▸ **STATED TASK**: Check every line of the entries for "content", and copy the lines that hold it.
## start RECORDS FOR THIS EXERCISE
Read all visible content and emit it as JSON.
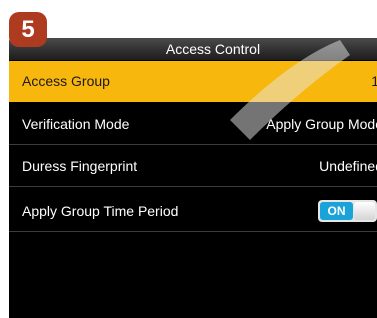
{
  "step_number": "5",
  "title": "Access Control",
  "menu": [
    {
      "label": "Access Group",
      "value": "1"
    },
    {
      "label": "Verification Mode",
      "value": "Apply Group Mode"
    },
    {
      "label": "Duress Fingerprint",
      "value": "Undefined"
    },
    {
      "label": "Apply Group Time Period",
      "toggle": "ON"
    }
  ],
  "colors": {
    "selected_background": "#f8b70c",
    "toggle_on": "#1aa3d8",
    "badge": "#ae3a20",
    "screen_background": "#000000"
  }
}
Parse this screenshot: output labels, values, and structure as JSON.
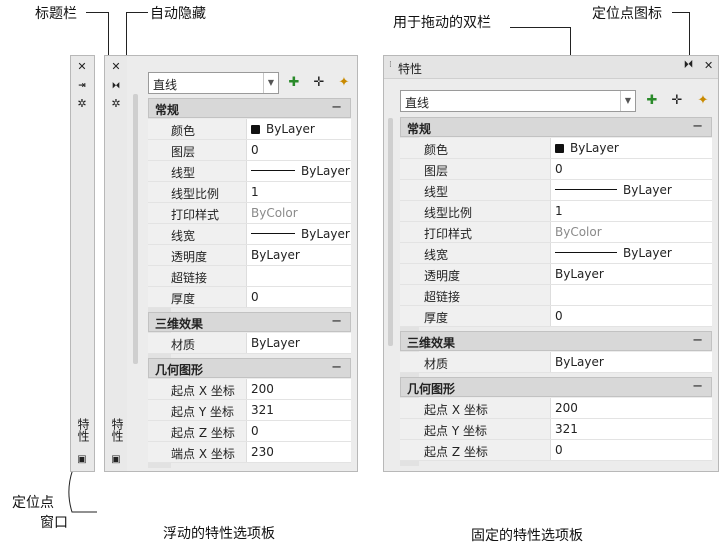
{
  "annotations": {
    "title_bar": "标题栏",
    "auto_hide": "自动隐藏",
    "drag_bar": "用于拖动的双栏",
    "anchor_icon": "定位点图标",
    "anchor_window_l1": "定位点",
    "anchor_window_l2": "窗口"
  },
  "captions": {
    "floating": "浮动的特性选项板",
    "docked": "固定的特性选项板"
  },
  "palette": {
    "title": "特性",
    "object_type": "直线",
    "sections": [
      {
        "title": "常规",
        "toggle": "−",
        "rows": [
          {
            "label": "颜色",
            "value": "ByLayer"
          },
          {
            "label": "图层",
            "value": "0"
          },
          {
            "label": "线型",
            "value": "ByLayer"
          },
          {
            "label": "线型比例",
            "value": "1"
          },
          {
            "label": "打印样式",
            "value": "ByColor"
          },
          {
            "label": "线宽",
            "value": "ByLayer"
          },
          {
            "label": "透明度",
            "value": "ByLayer"
          },
          {
            "label": "超链接",
            "value": ""
          },
          {
            "label": "厚度",
            "value": "0"
          }
        ]
      },
      {
        "title": "三维效果",
        "toggle": "−",
        "rows": [
          {
            "label": "材质",
            "value": "ByLayer"
          }
        ]
      },
      {
        "title": "几何图形",
        "toggle": "−",
        "rows": [
          {
            "label": "起点 X 坐标",
            "value": "200"
          },
          {
            "label": "起点 Y 坐标",
            "value": "321"
          },
          {
            "label": "起点 Z 坐标",
            "value": "0"
          },
          {
            "label": "端点 X 坐标",
            "value": "230"
          }
        ]
      }
    ]
  },
  "icons": {
    "close": "✕",
    "auto_hide": "⏵⏴",
    "settings": "✲",
    "dropdown": "▼",
    "quick_select": "✚",
    "pick": "✛",
    "toggle_pickadd": "✦"
  },
  "colors": {
    "swatch": "#111111",
    "section_bg": "#d8d8d8",
    "palette_bg": "#ececec"
  }
}
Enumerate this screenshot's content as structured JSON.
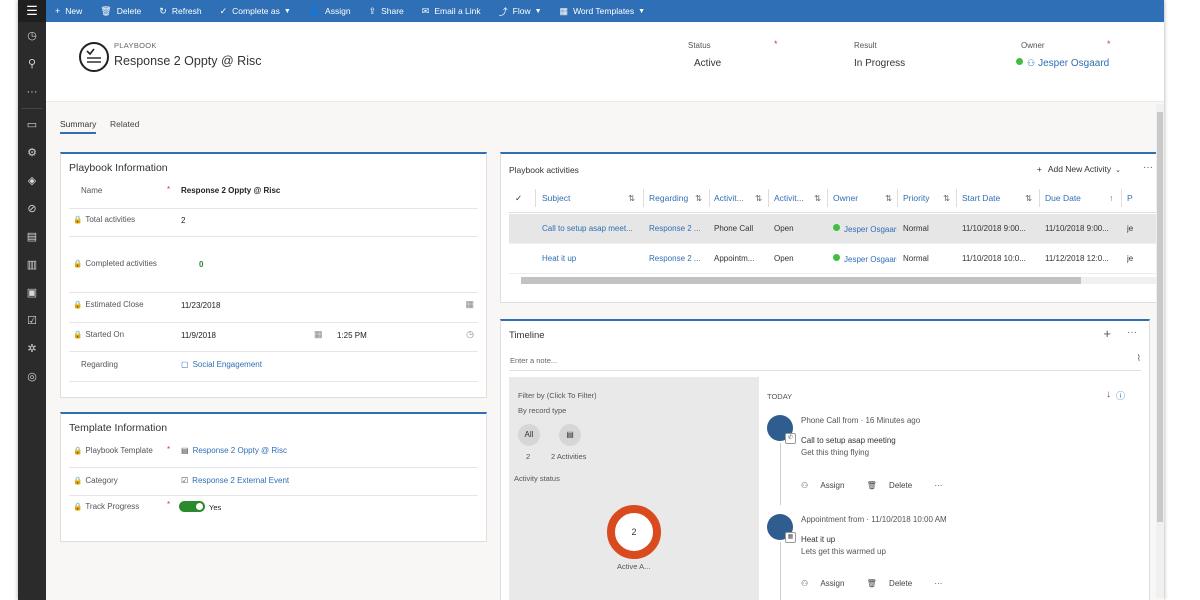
{
  "commands": [
    {
      "icon": "+",
      "label": "New"
    },
    {
      "icon": "🗑",
      "label": "Delete"
    },
    {
      "icon": "↻",
      "label": "Refresh"
    },
    {
      "icon": "✓",
      "label": "Complete as",
      "dropdown": true
    },
    {
      "icon": "👤",
      "label": "Assign"
    },
    {
      "icon": "⇪",
      "label": "Share"
    },
    {
      "icon": "✉",
      "label": "Email a Link"
    },
    {
      "icon": "⤴",
      "label": "Flow",
      "dropdown": true
    },
    {
      "icon": "▦",
      "label": "Word Templates",
      "dropdown": true
    }
  ],
  "header": {
    "entity_type": "PLAYBOOK",
    "title": "Response 2 Oppty @ Risc",
    "status_label": "Status",
    "status_value": "Active",
    "result_label": "Result",
    "result_value": "In Progress",
    "owner_label": "Owner",
    "owner_value": "Jesper Osgaard"
  },
  "tabs": [
    "Summary",
    "Related"
  ],
  "playbook_info": {
    "title": "Playbook Information",
    "name_label": "Name",
    "name_value": "Response 2 Oppty @ Risc",
    "total_label": "Total activities",
    "total_value": "2",
    "completed_label": "Completed activities",
    "completed_value": "0",
    "est_close_label": "Estimated Close",
    "est_close_value": "11/23/2018",
    "started_label": "Started On",
    "started_date": "11/9/2018",
    "started_time": "1:25 PM",
    "regarding_label": "Regarding",
    "regarding_value": "Social Engagement"
  },
  "template_info": {
    "title": "Template Information",
    "template_label": "Playbook Template",
    "template_value": "Response 2 Oppty @ Risc",
    "category_label": "Category",
    "category_value": "Response 2 External Event",
    "track_label": "Track Progress",
    "track_value": "Yes"
  },
  "activities": {
    "title": "Playbook activities",
    "add_label": "Add New Activity",
    "columns": [
      "Subject",
      "Regarding",
      "Activit...",
      "Activit...",
      "Owner",
      "Priority",
      "Start Date",
      "Due Date",
      "P"
    ],
    "rows": [
      [
        "Call to setup asap meet...",
        "Response 2 ...",
        "Phone Call",
        "Open",
        "Jesper Osgaard",
        "Normal",
        "11/10/2018 9:00...",
        "11/10/2018 9:00...",
        "je"
      ],
      [
        "Heat it up",
        "Response 2 ...",
        "Appointm...",
        "Open",
        "Jesper Osgaard",
        "Normal",
        "11/10/2018 10:0...",
        "11/12/2018 12:0...",
        "je"
      ]
    ]
  },
  "timeline": {
    "title": "Timeline",
    "note_placeholder": "Enter a note...",
    "filter_by": "Filter by",
    "filter_hint": "(Click To Filter)",
    "by_record_type": "By record type",
    "all_label": "All",
    "all_count": "2",
    "activities_count": "2 Activities",
    "activity_status": "Activity status",
    "donut_value": "2",
    "donut_label": "Active A...",
    "today": "TODAY",
    "items": [
      {
        "header": "Phone Call from  ·  16 Minutes ago",
        "line1": "Call to setup asap meeting",
        "line2": "Get this thing flying",
        "assign": "Assign",
        "delete": "Delete"
      },
      {
        "header": "Appointment from  ·  11/10/2018 10:00 AM",
        "line1": "Heat it up",
        "line2": "Lets get this warmed up",
        "assign": "Assign",
        "delete": "Delete"
      }
    ]
  },
  "colors": {
    "accent": "#2f6fb5",
    "nav": "#2b2b2b",
    "donut": "#d94a1e",
    "success": "#2b8a2b"
  }
}
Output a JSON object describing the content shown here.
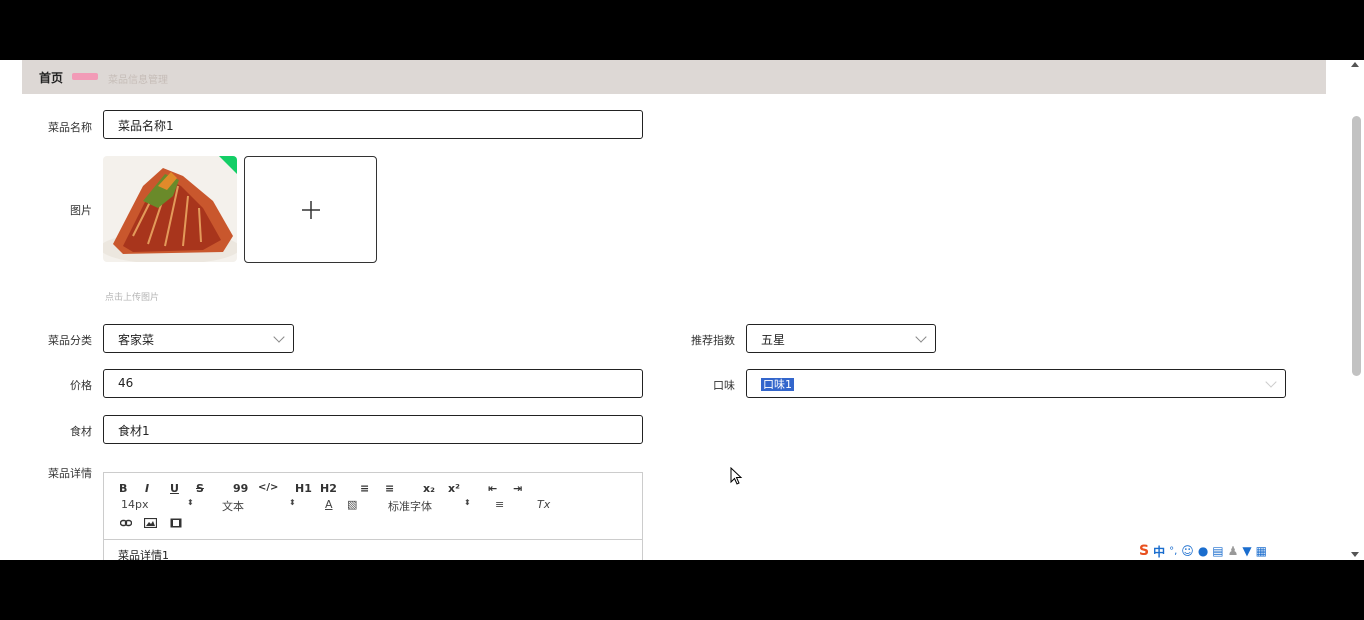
{
  "breadcrumb": {
    "home": "首页",
    "current": "菜品信息管理"
  },
  "form": {
    "name": {
      "label": "菜品名称",
      "value": "菜品名称1"
    },
    "image": {
      "label": "图片",
      "tip": "点击上传图片"
    },
    "category": {
      "label": "菜品分类",
      "value": "客家菜"
    },
    "rating": {
      "label": "推荐指数",
      "value": "五星"
    },
    "price": {
      "label": "价格",
      "value": "46"
    },
    "taste": {
      "label": "口味",
      "value": "口味1"
    },
    "ingredients": {
      "label": "食材",
      "value": "食材1"
    },
    "details": {
      "label": "菜品详情",
      "value": "菜品详情1"
    }
  },
  "editor": {
    "row1": [
      "B",
      "I",
      "U",
      "S",
      "99",
      "</>",
      "H1",
      "H2",
      "≡",
      "≡",
      "x₂",
      "x²",
      "⇤",
      "⇥"
    ],
    "size": "14px",
    "format": "文本",
    "font": "标准字体",
    "clear": "Tx"
  },
  "ime": {
    "logo": "S",
    "mode": "中",
    "punct": "°,"
  },
  "colors": {
    "accent": "#13ce66",
    "topbar": "#ddd8d5",
    "selection": "#3366cc"
  }
}
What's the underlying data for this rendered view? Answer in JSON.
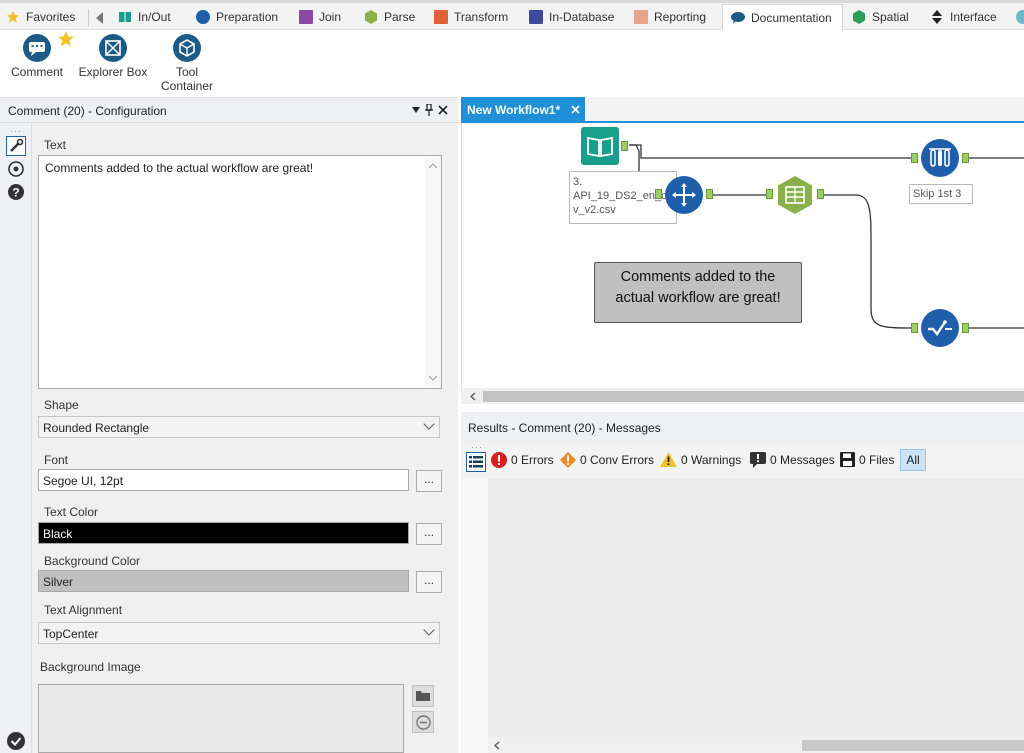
{
  "tabs": [
    {
      "label": "Favorites",
      "icon": "star-icon",
      "color": "#f2c12e"
    },
    {
      "label": "In/Out",
      "icon": "book-icon",
      "color": "#1a9e8c"
    },
    {
      "label": "Preparation",
      "icon": "circle-icon",
      "color": "#1f5faa"
    },
    {
      "label": "Join",
      "icon": "square-icon",
      "color": "#8a4aa3"
    },
    {
      "label": "Parse",
      "icon": "hexagon-icon",
      "color": "#8ab04a"
    },
    {
      "label": "Transform",
      "icon": "square-icon",
      "color": "#e0623a"
    },
    {
      "label": "In-Database",
      "icon": "square-icon",
      "color": "#3d4b9c"
    },
    {
      "label": "Reporting",
      "icon": "square-icon",
      "color": "#e8a48a"
    },
    {
      "label": "Documentation",
      "icon": "speech-bubble-icon",
      "color": "#1c5b86"
    },
    {
      "label": "Spatial",
      "icon": "hexagon-icon",
      "color": "#2d9e5a"
    },
    {
      "label": "Interface",
      "icon": "diamond-icon",
      "color": "#222222"
    }
  ],
  "ribbon": {
    "tools": [
      {
        "label": "Comment",
        "icon": "comment-icon"
      },
      {
        "label": "Explorer Box",
        "icon": "explorer-box-icon"
      },
      {
        "label_line1": "Tool",
        "label_line2": "Container",
        "icon": "tool-container-icon"
      }
    ]
  },
  "config": {
    "title": "Comment (20) - Configuration",
    "text_label": "Text",
    "text_value": "Comments added to the actual workflow are great!",
    "shape_label": "Shape",
    "shape_value": "Rounded Rectangle",
    "font_label": "Font",
    "font_value": "Segoe UI, 12pt",
    "font_button": "...",
    "text_color_label": "Text Color",
    "text_color_value": "Black",
    "text_color_button": "...",
    "bg_color_label": "Background Color",
    "bg_color_value": "Silver",
    "bg_color_button": "...",
    "align_label": "Text Alignment",
    "align_value": "TopCenter",
    "bg_image_label": "Background Image"
  },
  "canvas": {
    "tab_label": "New Workflow1*",
    "input_label_line1": "3.",
    "input_label_line2": "API_19_DS2_en_c",
    "input_label_line3": "v_v2.csv",
    "skip_label": "Skip 1st 3",
    "comment_line1": "Comments added to the",
    "comment_line2": "actual workflow are great!"
  },
  "results": {
    "title": "Results - Comment (20) - Messages",
    "errors": "0 Errors",
    "conv_errors": "0 Conv Errors",
    "warnings": "0 Warnings",
    "messages": "0 Messages",
    "files": "0 Files",
    "all": "All"
  },
  "colors": {
    "accent": "#1f8fd8",
    "tool_blue": "#1c5b86",
    "tool_teal": "#1a9e8c",
    "tool_green": "#8ab04a"
  }
}
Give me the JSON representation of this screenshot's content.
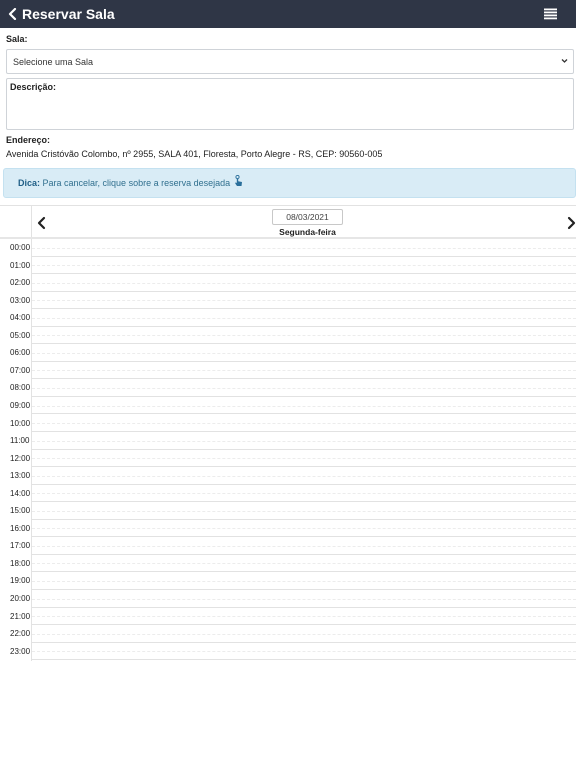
{
  "header": {
    "title": "Reservar Sala",
    "back_icon": "chevron-left-icon",
    "menu_icon": "hamburger-menu-icon",
    "bg_color": "#2f3646"
  },
  "form": {
    "sala_label": "Sala:",
    "sala_select_value": "Selecione uma Sala",
    "descricao_label": "Descrição:",
    "endereco_label": "Endereço:",
    "endereco_value": "Avenida Cristóvão Colombo, nº 2955, SALA 401, Floresta, Porto Alegre - RS, CEP: 90560-005"
  },
  "tip": {
    "bold": "Dica:",
    "text": " Para cancelar, clique sobre a reserva desejada",
    "icon": "tap-hand-icon",
    "bg_color": "#d9ecf6"
  },
  "calendar": {
    "date": "08/03/2021",
    "day_name": "Segunda-feira",
    "prev_icon": "chevron-left-icon",
    "next_icon": "chevron-right-icon",
    "hours": [
      "00:00",
      "01:00",
      "02:00",
      "03:00",
      "04:00",
      "05:00",
      "06:00",
      "07:00",
      "08:00",
      "09:00",
      "10:00",
      "11:00",
      "12:00",
      "13:00",
      "14:00",
      "15:00",
      "16:00",
      "17:00",
      "18:00",
      "19:00",
      "20:00",
      "21:00",
      "22:00",
      "23:00"
    ]
  }
}
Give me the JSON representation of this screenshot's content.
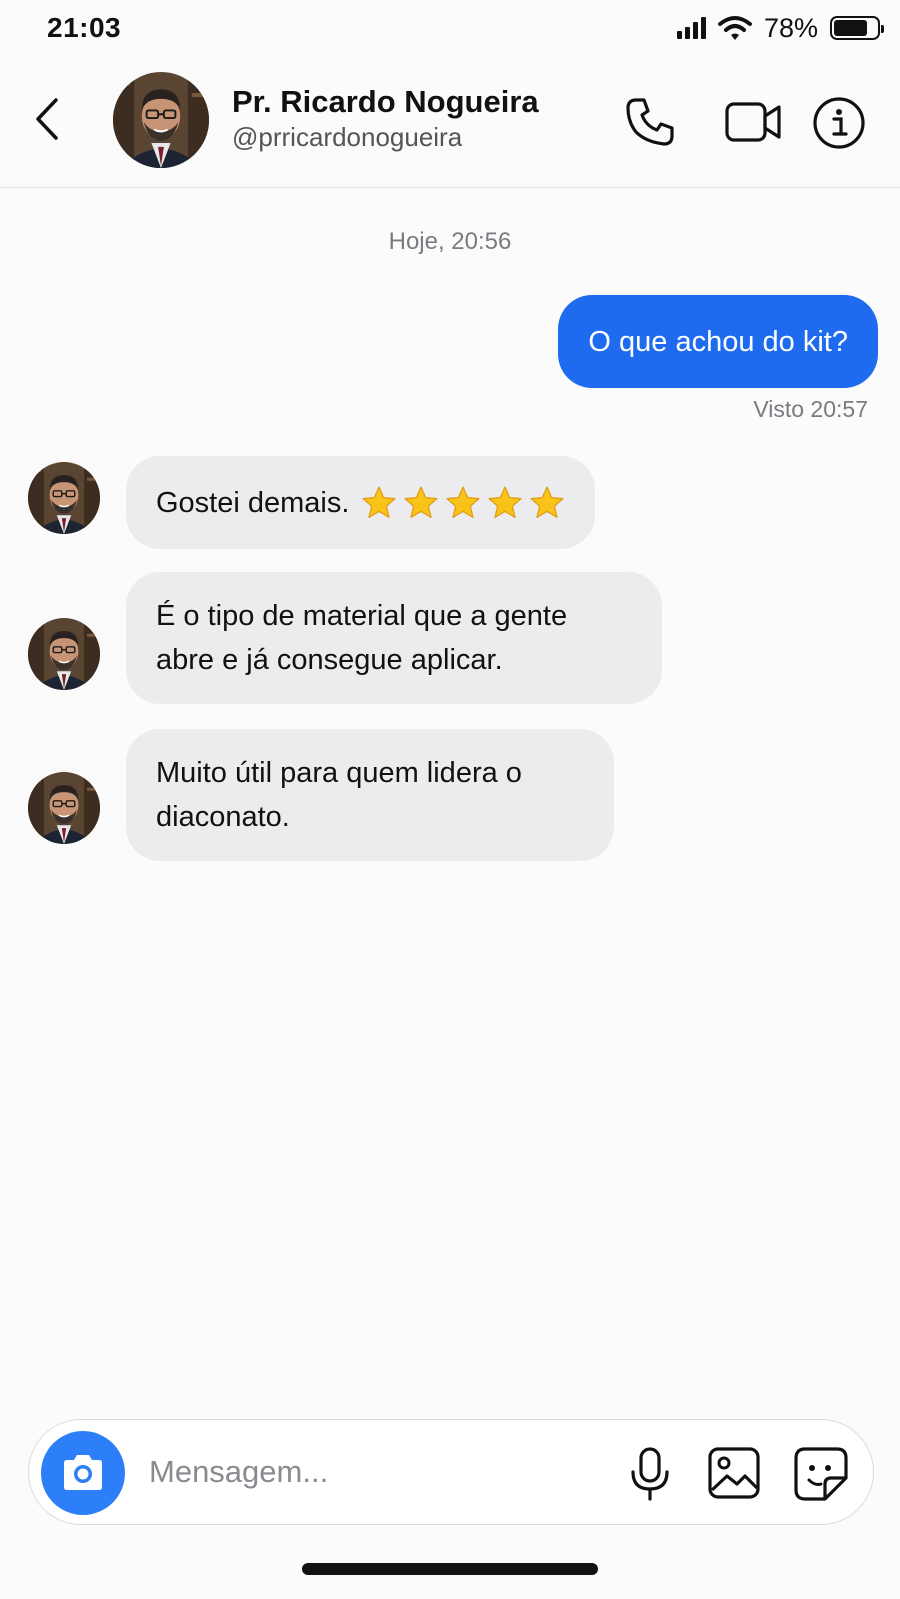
{
  "status_bar": {
    "time": "21:03",
    "battery_percent_label": "78%",
    "battery_level": 0.78,
    "signal_bars": 4,
    "icons": [
      "signal-icon",
      "wifi-icon",
      "battery-icon"
    ]
  },
  "header": {
    "contact_name": "Pr. Ricardo Nogueira",
    "contact_handle": "@prricardonogueira",
    "icons": [
      "back-icon",
      "phone-icon",
      "video-call-icon",
      "info-icon"
    ]
  },
  "chat": {
    "timestamp": "Hoje, 20:56",
    "outgoing": {
      "text": "O que achou do kit?",
      "seen": "Visto 20:57"
    },
    "incoming": [
      {
        "text": "Gostei demais.",
        "stars": 5
      },
      {
        "text": "É o tipo de material que a gente abre e já consegue aplicar."
      },
      {
        "text": "Muito útil para quem lidera o diaconato."
      }
    ]
  },
  "composer": {
    "placeholder": "Mensagem...",
    "icons": [
      "camera-icon",
      "microphone-icon",
      "gallery-icon",
      "sticker-icon"
    ]
  },
  "colors": {
    "outgoing_bubble": "#1f6bf0",
    "incoming_bubble": "#ececef",
    "camera_button": "#2d7ff9",
    "muted_text": "#7a7a80"
  }
}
## end RECORDS FOR THIS EXERCISE
▸ **FINAL RESULT**:
Read all visible content and emit it as JSON.
Enumerate this screenshot's content as structured JSON.
Output a JSON object describing the content shown here.
Give me the JSON representation of this screenshot's content.
Give me the JSON representation of this screenshot's content.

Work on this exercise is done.